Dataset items
* Begin *

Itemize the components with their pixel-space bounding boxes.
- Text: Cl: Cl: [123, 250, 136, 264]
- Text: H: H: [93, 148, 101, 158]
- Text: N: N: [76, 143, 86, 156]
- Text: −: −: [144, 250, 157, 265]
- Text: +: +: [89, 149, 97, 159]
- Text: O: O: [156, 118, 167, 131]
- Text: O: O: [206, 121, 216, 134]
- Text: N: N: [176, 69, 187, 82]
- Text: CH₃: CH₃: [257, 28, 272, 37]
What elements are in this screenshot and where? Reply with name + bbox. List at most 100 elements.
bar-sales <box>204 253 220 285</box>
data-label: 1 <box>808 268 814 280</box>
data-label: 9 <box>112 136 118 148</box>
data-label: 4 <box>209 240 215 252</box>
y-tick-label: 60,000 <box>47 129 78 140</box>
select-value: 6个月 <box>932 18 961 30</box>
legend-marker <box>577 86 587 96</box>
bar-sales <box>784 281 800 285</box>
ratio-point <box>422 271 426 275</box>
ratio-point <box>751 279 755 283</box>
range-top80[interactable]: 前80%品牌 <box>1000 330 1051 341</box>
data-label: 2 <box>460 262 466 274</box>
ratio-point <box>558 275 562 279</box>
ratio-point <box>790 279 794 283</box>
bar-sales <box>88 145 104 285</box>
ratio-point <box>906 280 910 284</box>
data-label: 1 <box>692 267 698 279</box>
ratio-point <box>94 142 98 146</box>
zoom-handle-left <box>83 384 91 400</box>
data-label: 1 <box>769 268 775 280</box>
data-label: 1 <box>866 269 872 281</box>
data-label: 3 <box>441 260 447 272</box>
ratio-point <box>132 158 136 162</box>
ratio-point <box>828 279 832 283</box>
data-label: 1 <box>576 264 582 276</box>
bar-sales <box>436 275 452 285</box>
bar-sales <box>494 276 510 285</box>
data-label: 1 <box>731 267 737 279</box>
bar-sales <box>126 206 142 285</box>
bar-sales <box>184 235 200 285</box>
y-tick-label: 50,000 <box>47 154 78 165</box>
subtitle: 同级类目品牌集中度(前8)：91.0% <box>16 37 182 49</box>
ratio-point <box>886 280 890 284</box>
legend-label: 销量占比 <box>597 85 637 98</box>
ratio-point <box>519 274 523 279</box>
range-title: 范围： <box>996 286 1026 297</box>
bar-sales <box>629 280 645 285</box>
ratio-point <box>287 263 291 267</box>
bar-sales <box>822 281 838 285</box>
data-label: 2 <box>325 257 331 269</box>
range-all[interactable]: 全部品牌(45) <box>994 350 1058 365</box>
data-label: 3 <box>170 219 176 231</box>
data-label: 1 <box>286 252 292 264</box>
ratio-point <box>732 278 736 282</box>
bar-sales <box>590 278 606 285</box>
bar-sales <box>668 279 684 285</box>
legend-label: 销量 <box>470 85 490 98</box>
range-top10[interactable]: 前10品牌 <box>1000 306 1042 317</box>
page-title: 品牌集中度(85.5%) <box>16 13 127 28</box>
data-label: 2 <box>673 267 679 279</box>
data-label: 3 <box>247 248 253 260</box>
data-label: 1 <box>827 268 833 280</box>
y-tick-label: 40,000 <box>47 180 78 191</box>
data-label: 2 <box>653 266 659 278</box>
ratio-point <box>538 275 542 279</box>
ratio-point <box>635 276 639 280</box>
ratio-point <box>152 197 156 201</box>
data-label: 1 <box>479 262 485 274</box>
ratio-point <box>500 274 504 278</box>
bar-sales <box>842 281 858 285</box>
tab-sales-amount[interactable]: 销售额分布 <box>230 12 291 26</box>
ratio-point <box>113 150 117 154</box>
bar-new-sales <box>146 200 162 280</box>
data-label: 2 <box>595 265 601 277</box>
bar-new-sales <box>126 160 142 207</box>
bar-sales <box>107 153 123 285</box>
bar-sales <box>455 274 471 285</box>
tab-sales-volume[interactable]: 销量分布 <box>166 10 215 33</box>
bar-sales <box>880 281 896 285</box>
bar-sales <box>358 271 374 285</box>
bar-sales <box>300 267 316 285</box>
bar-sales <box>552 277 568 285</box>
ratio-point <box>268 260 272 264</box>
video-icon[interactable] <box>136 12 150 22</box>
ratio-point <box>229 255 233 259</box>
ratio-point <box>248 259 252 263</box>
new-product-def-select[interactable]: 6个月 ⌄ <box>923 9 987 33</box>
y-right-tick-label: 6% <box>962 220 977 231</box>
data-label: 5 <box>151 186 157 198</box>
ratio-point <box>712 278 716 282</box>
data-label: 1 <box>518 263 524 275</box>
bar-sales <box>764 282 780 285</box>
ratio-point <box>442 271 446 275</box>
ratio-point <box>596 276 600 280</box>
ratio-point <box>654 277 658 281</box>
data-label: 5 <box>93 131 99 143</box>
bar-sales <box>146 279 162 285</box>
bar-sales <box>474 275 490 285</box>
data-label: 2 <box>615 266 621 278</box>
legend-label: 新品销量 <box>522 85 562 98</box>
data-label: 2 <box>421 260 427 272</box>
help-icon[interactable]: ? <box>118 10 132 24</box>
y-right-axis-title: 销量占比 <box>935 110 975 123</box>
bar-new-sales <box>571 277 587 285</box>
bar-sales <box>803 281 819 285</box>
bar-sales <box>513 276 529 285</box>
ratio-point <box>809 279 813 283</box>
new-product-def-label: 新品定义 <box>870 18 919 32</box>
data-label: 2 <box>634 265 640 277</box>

* End *

Objective | Put all of the rows above into a Markdown table with the columns Number and Line. Number each line and leave out blank lines.

Task response |
| Number | Line |
|---|---|
| 1 | Itemize the components with their pixel-space bounding boxes. |
| 2 | - Text: Cl: Cl: [123, 250, 136, 264] |
| 3 | - Text: H: H: [93, 148, 101, 158] |
| 4 | - Text: N: N: [76, 143, 86, 156] |
| 5 | - Text: −: −: [144, 250, 157, 265] |
| 6 | - Text: +: +: [89, 149, 97, 159] |
| 7 | - Text: O: O: [156, 118, 167, 131] |
| 8 | - Text: O: O: [206, 121, 216, 134] |
| 9 | - Text: N: N: [176, 69, 187, 82] |
| 10 | - Text: CH₃: CH₃: [257, 28, 272, 37] |
| 11 | What elements are in this screenshot and where? Reply with name + bbox. List at most 100 elements. |
| 12 | bar-sales <box>204 253 220 285</box> |
| 13 | data-label: 1 <box>808 268 814 280</box> |
| 14 | data-label: 9 <box>112 136 118 148</box> |
| 15 | data-label: 4 <box>209 240 215 252</box> |
| 16 | y-tick-label: 60,000 <box>47 129 78 140</box> |
| 17 | select-value: 6个月 <box>932 18 961 30</box> |
| 18 | legend-marker <box>577 86 587 96</box> |
| 19 | bar-sales <box>784 281 800 285</box> |
| 20 | ratio-point <box>422 271 426 275</box> |
| 21 | ratio-point <box>751 279 755 283</box> |
| 22 | range-top80[interactable]: 前80%品牌 <box>1000 330 1051 341</box> |
| 23 | data-label: 2 <box>460 262 466 274</box> |
| 24 | ratio-point <box>558 275 562 279</box> |
| 25 | ratio-point <box>790 279 794 283</box> |
| 26 | bar-sales <box>88 145 104 285</box> |
| 27 | ratio-point <box>906 280 910 284</box> |
| 28 | data-label: 1 <box>692 267 698 279</box> |
| 29 | ratio-point <box>94 142 98 146</box> |
| 30 | zoom-handle-left <box>83 384 91 400</box> |
| 31 | data-label: 1 <box>769 268 775 280</box> |
| 32 | data-label: 1 <box>866 269 872 281</box> |
| 33 | data-label: 3 <box>441 260 447 272</box> |
| 34 | ratio-point <box>132 158 136 162</box> |
| 35 | ratio-point <box>828 279 832 283</box> |
| 36 | data-label: 1 <box>576 264 582 276</box> |
| 37 | bar-sales <box>436 275 452 285</box> |
| 38 | bar-sales <box>494 276 510 285</box> |
| 39 | data-label: 1 <box>731 267 737 279</box> |
| 40 | bar-sales <box>126 206 142 285</box> |
| 41 | bar-sales <box>184 235 200 285</box> |
| 42 | y-tick-label: 50,000 <box>47 154 78 165</box> |
| 43 | subtitle: 同级类目品牌集中度(前8)：91.0% <box>16 37 182 49</box> |
| 44 | ratio-point <box>886 280 890 284</box> |
| 45 | legend-label: 销量占比 <box>597 85 637 98</box> |
| 46 | ratio-point <box>519 274 523 279</box> |
| 47 | range-title: 范围： <box>996 286 1026 297</box> |
| 48 | bar-sales <box>629 280 645 285</box> |
| 49 | ratio-point <box>287 263 291 267</box> |
| 50 | bar-sales <box>822 281 838 285</box> |
| 51 | data-label: 2 <box>325 257 331 269</box> |
| 52 | range-all[interactable]: 全部品牌(45) <box>994 350 1058 365</box> |
| 53 | data-label: 3 <box>170 219 176 231</box> |
| 54 | data-label: 1 <box>286 252 292 264</box> |
| 55 | ratio-point <box>732 278 736 282</box> |
| 56 | bar-sales <box>590 278 606 285</box> |
| 57 | bar-sales <box>668 279 684 285</box> |
| 58 | legend-label: 销量 <box>470 85 490 98</box> |
| 59 | range-top10[interactable]: 前10品牌 <box>1000 306 1042 317</box> |
| 60 | page-title: 品牌集中度(85.5%) <box>16 13 127 28</box> |
| 61 | data-label: 2 <box>673 267 679 279</box> |
| 62 | data-label: 3 <box>247 248 253 260</box> |
| 63 | data-label: 1 <box>827 268 833 280</box> |
| 64 | y-tick-label: 40,000 <box>47 180 78 191</box> |
| 65 | data-label: 2 <box>653 266 659 278</box> |
| 66 | ratio-point <box>538 275 542 279</box> |
| 67 | ratio-point <box>635 276 639 280</box> |
| 68 | ratio-point <box>152 197 156 201</box> |
| 69 | data-label: 1 <box>479 262 485 274</box> |
| 70 | ratio-point <box>500 274 504 278</box> |
| 71 | bar-sales <box>842 281 858 285</box> |
| 72 | tab-sales-amount[interactable]: 销售额分布 <box>230 12 291 26</box> |
| 73 | ratio-point <box>113 150 117 154</box> |
| 74 | bar-new-sales <box>146 200 162 280</box> |
| 75 | data-label: 2 <box>595 265 601 277</box> |
| 76 | bar-new-sales <box>126 160 142 207</box> |
| 77 | bar-sales <box>107 153 123 285</box> |
| 78 | bar-sales <box>455 274 471 285</box> |
| 79 | tab-sales-volume[interactable]: 销量分布 <box>166 10 215 33</box> |
| 80 | bar-sales <box>880 281 896 285</box> |
| 81 | bar-sales <box>358 271 374 285</box> |
| 82 | bar-sales <box>300 267 316 285</box> |
| 83 | bar-sales <box>552 277 568 285</box> |
| 84 | ratio-point <box>268 260 272 264</box> |
| 85 | video-icon[interactable] <box>136 12 150 22</box> |
| 86 | ratio-point <box>229 255 233 259</box> |
| 87 | ratio-point <box>248 259 252 263</box> |
| 88 | new-product-def-select[interactable]: 6个月 ⌄ <box>923 9 987 33</box> |
| 89 | y-right-tick-label: 6% <box>962 220 977 231</box> |
| 90 | data-label: 5 <box>151 186 157 198</box> |
| 91 | ratio-point <box>712 278 716 282</box> |
| 92 | data-label: 1 <box>518 263 524 275</box> |
| 93 | bar-sales <box>764 282 780 285</box> |
| 94 | ratio-point <box>442 271 446 275</box> |
| 95 | ratio-point <box>596 276 600 280</box> |
| 96 | ratio-point <box>654 277 658 281</box> |
| 97 | data-label: 5 <box>93 131 99 143</box> |
| 98 | bar-sales <box>146 279 162 285</box> |
| 99 | bar-sales <box>474 275 490 285</box> |
| 100 | data-label: 2 <box>615 266 621 278</box> |
| 101 | legend-label: 新品销量 <box>522 85 562 98</box> |
| 102 | data-label: 2 <box>421 260 427 272</box> |
| 103 | help-icon[interactable]: ? <box>118 10 132 24</box> |
| 104 | y-right-axis-title: 销量占比 <box>935 110 975 123</box> |
| 105 | bar-new-sales <box>571 277 587 285</box> |
| 106 | bar-sales <box>803 281 819 285</box> |
| 107 | bar-sales <box>513 276 529 285</box> |
| 108 | ratio-point <box>809 279 813 283</box> |
| 109 | new-product-def-label: 新品定义 <box>870 18 919 32</box> |
| 110 | data-label: 2 <box>634 265 640 277</box> |